BEGIN DATA FOR THIS TASK
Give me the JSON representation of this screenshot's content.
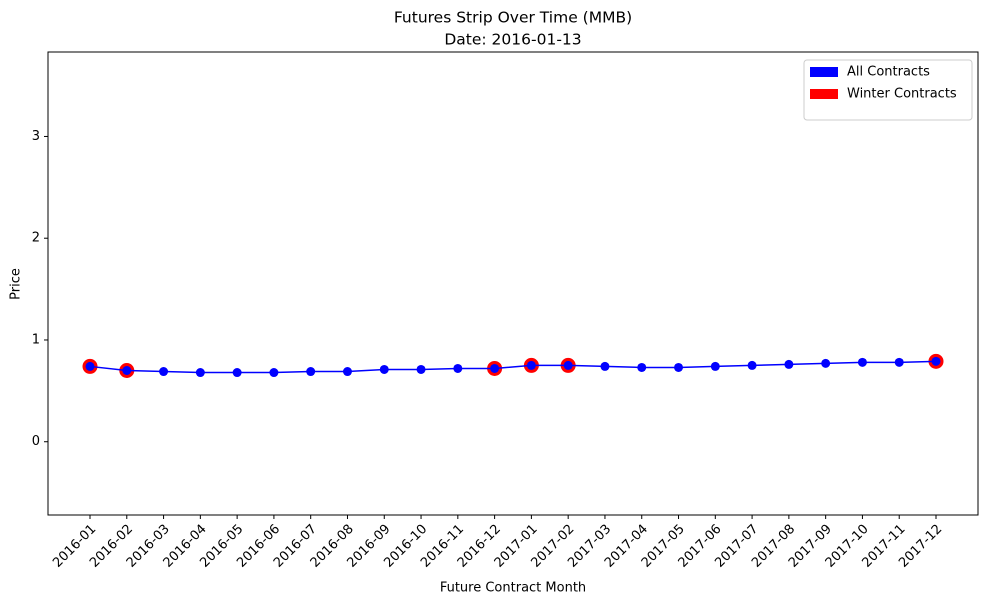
{
  "chart_data": {
    "type": "line",
    "title": "Futures Strip Over Time (MMB)",
    "subtitle": "Date: 2016-01-13",
    "x_label": "Future Contract Month",
    "y_label": "Price",
    "categories": [
      "2016-01",
      "2016-02",
      "2016-03",
      "2016-04",
      "2016-05",
      "2016-06",
      "2016-07",
      "2016-08",
      "2016-09",
      "2016-10",
      "2016-11",
      "2016-12",
      "2017-01",
      "2017-02",
      "2017-03",
      "2017-04",
      "2017-05",
      "2017-06",
      "2017-07",
      "2017-08",
      "2017-09",
      "2017-10",
      "2017-11",
      "2017-12"
    ],
    "series": [
      {
        "name": "Winter Contracts",
        "color": "#ff0000",
        "style": "scatter",
        "values": [
          0.74,
          0.7,
          null,
          null,
          null,
          null,
          null,
          null,
          null,
          null,
          null,
          0.72,
          0.75,
          0.75,
          null,
          null,
          null,
          null,
          null,
          null,
          null,
          null,
          null,
          0.79
        ]
      },
      {
        "name": "All Contracts",
        "color": "#0000ff",
        "style": "line",
        "values": [
          0.74,
          0.7,
          0.69,
          0.68,
          0.68,
          0.68,
          0.69,
          0.69,
          0.71,
          0.71,
          0.72,
          0.72,
          0.75,
          0.75,
          0.74,
          0.73,
          0.73,
          0.74,
          0.75,
          0.76,
          0.77,
          0.78,
          0.78,
          0.79
        ]
      }
    ],
    "legend_order": [
      1,
      0
    ],
    "legend": "upper right",
    "ylim": [
      -0.72,
      3.83
    ],
    "yticks": [
      0,
      1,
      2,
      3
    ],
    "grid": false
  }
}
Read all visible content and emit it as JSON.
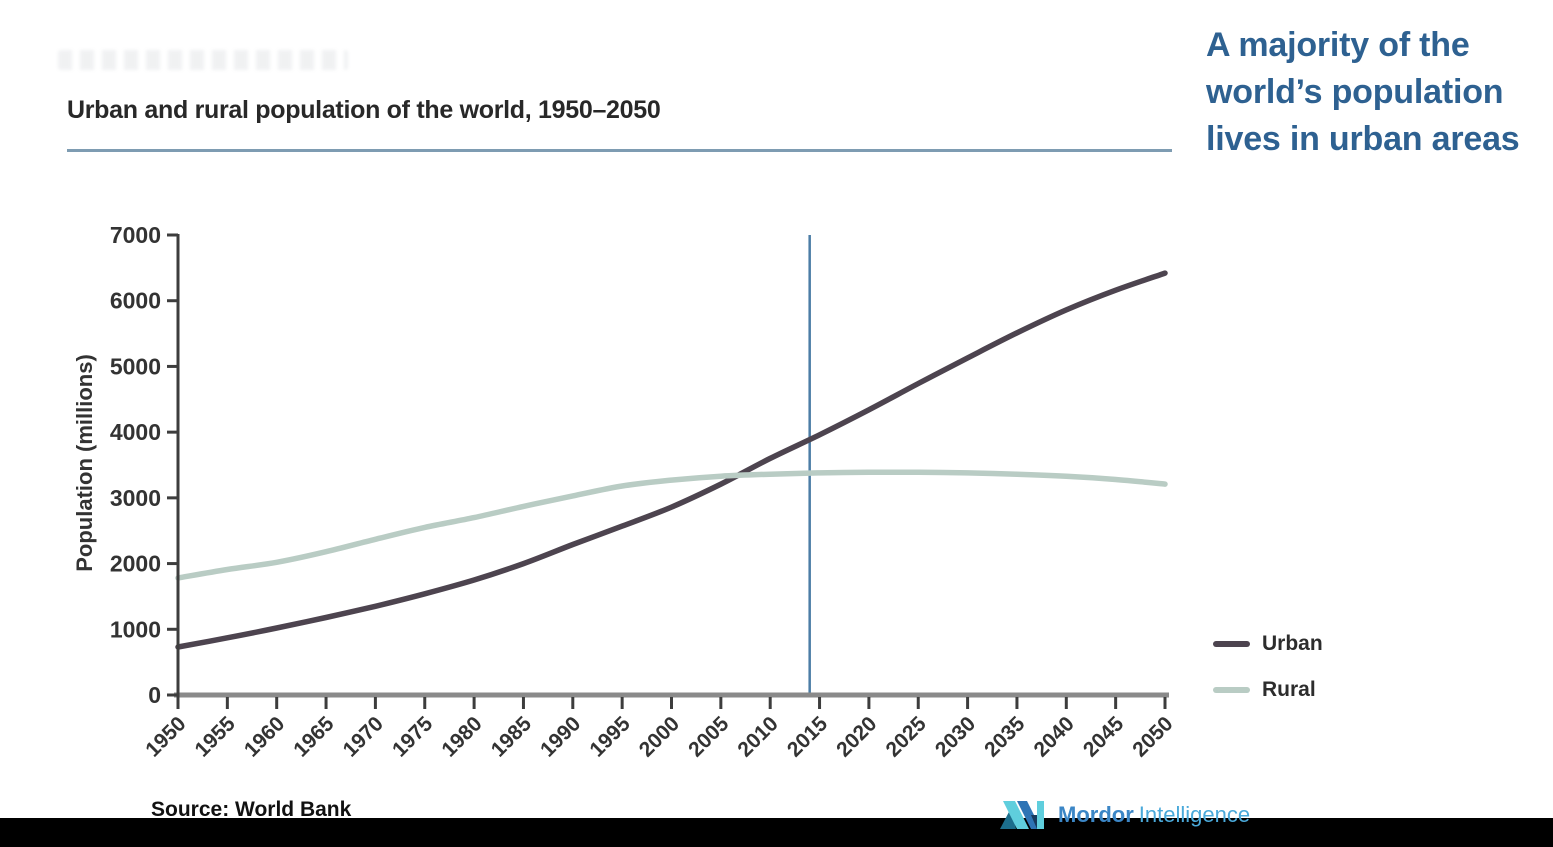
{
  "page": {
    "title": "Urban and rural population of the world, 1950–2050",
    "headline": "A majority of the world’s population lives in urban areas",
    "source_label": "Source: World Bank",
    "brand": {
      "name_primary": "Mordor",
      "name_secondary": "Intelligence"
    }
  },
  "chart_data": {
    "type": "line",
    "title": "Urban and rural population of the world, 1950–2050",
    "xlabel": "",
    "ylabel": "Population (millions)",
    "x": [
      1950,
      1955,
      1960,
      1965,
      1970,
      1975,
      1980,
      1985,
      1990,
      1995,
      2000,
      2005,
      2010,
      2015,
      2020,
      2025,
      2030,
      2035,
      2040,
      2045,
      2050
    ],
    "series": [
      {
        "name": "Urban",
        "color": "#4d444f",
        "values": [
          730,
          870,
          1020,
          1180,
          1350,
          1540,
          1750,
          2000,
          2290,
          2570,
          2860,
          3210,
          3600,
          3960,
          4340,
          4740,
          5130,
          5510,
          5860,
          6160,
          6420
        ]
      },
      {
        "name": "Rural",
        "color": "#b9ccc4",
        "values": [
          1780,
          1910,
          2020,
          2180,
          2370,
          2550,
          2700,
          2870,
          3030,
          3180,
          3270,
          3330,
          3360,
          3380,
          3390,
          3390,
          3380,
          3360,
          3330,
          3280,
          3210
        ]
      }
    ],
    "xlim": [
      1950,
      2050
    ],
    "ylim": [
      0,
      7000
    ],
    "yticks": [
      0,
      1000,
      2000,
      3000,
      4000,
      5000,
      6000,
      7000
    ],
    "marker_line": {
      "x": 2014,
      "color": "#4c7da6"
    },
    "grid": false,
    "legend_position": "right"
  },
  "colors": {
    "heading_blue": "#2e6191",
    "title_rule": "#7e9cb2",
    "x_axis": "#8a8a8a",
    "y_axis": "#3d3d3d",
    "bottom_bar": "#000000"
  }
}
END DATA FOR THIS TASK
■ **GOAL**:
Copy every entry exactly as written. Pictures are excluded.

■ **FINAL ANSWER**:
Give me the JSON representation of this screenshot's content.
{
  "chart_data": {
    "type": "line",
    "title": "Futures Strip Over Time (MMB)",
    "subtitle": "Date: 2016-01-13",
    "x_label": "Future Contract Month",
    "y_label": "Price",
    "categories": [
      "2016-01",
      "2016-02",
      "2016-03",
      "2016-04",
      "2016-05",
      "2016-06",
      "2016-07",
      "2016-08",
      "2016-09",
      "2016-10",
      "2016-11",
      "2016-12",
      "2017-01",
      "2017-02",
      "2017-03",
      "2017-04",
      "2017-05",
      "2017-06",
      "2017-07",
      "2017-08",
      "2017-09",
      "2017-10",
      "2017-11",
      "2017-12"
    ],
    "series": [
      {
        "name": "Winter Contracts",
        "color": "#ff0000",
        "style": "scatter",
        "values": [
          0.74,
          0.7,
          null,
          null,
          null,
          null,
          null,
          null,
          null,
          null,
          null,
          0.72,
          0.75,
          0.75,
          null,
          null,
          null,
          null,
          null,
          null,
          null,
          null,
          null,
          0.79
        ]
      },
      {
        "name": "All Contracts",
        "color": "#0000ff",
        "style": "line",
        "values": [
          0.74,
          0.7,
          0.69,
          0.68,
          0.68,
          0.68,
          0.69,
          0.69,
          0.71,
          0.71,
          0.72,
          0.72,
          0.75,
          0.75,
          0.74,
          0.73,
          0.73,
          0.74,
          0.75,
          0.76,
          0.77,
          0.78,
          0.78,
          0.79
        ]
      }
    ],
    "legend_order": [
      1,
      0
    ],
    "legend": "upper right",
    "ylim": [
      -0.72,
      3.83
    ],
    "yticks": [
      0,
      1,
      2,
      3
    ],
    "grid": false
  }
}
Read all visible content and emit it as JSON.
{
  "page": {
    "title": "Urban and rural population of the world, 1950–2050",
    "headline": "A majority of the world’s population lives in urban areas",
    "source_label": "Source: World Bank",
    "brand": {
      "name_primary": "Mordor",
      "name_secondary": "Intelligence"
    }
  },
  "chart_data": {
    "type": "line",
    "title": "Urban and rural population of the world, 1950–2050",
    "xlabel": "",
    "ylabel": "Population (millions)",
    "x": [
      1950,
      1955,
      1960,
      1965,
      1970,
      1975,
      1980,
      1985,
      1990,
      1995,
      2000,
      2005,
      2010,
      2015,
      2020,
      2025,
      2030,
      2035,
      2040,
      2045,
      2050
    ],
    "series": [
      {
        "name": "Urban",
        "color": "#4d444f",
        "values": [
          730,
          870,
          1020,
          1180,
          1350,
          1540,
          1750,
          2000,
          2290,
          2570,
          2860,
          3210,
          3600,
          3960,
          4340,
          4740,
          5130,
          5510,
          5860,
          6160,
          6420
        ]
      },
      {
        "name": "Rural",
        "color": "#b9ccc4",
        "values": [
          1780,
          1910,
          2020,
          2180,
          2370,
          2550,
          2700,
          2870,
          3030,
          3180,
          3270,
          3330,
          3360,
          3380,
          3390,
          3390,
          3380,
          3360,
          3330,
          3280,
          3210
        ]
      }
    ],
    "xlim": [
      1950,
      2050
    ],
    "ylim": [
      0,
      7000
    ],
    "yticks": [
      0,
      1000,
      2000,
      3000,
      4000,
      5000,
      6000,
      7000
    ],
    "marker_line": {
      "x": 2014,
      "color": "#4c7da6"
    },
    "grid": false,
    "legend_position": "right"
  },
  "colors": {
    "heading_blue": "#2e6191",
    "title_rule": "#7e9cb2",
    "x_axis": "#8a8a8a",
    "y_axis": "#3d3d3d",
    "bottom_bar": "#000000"
  }
}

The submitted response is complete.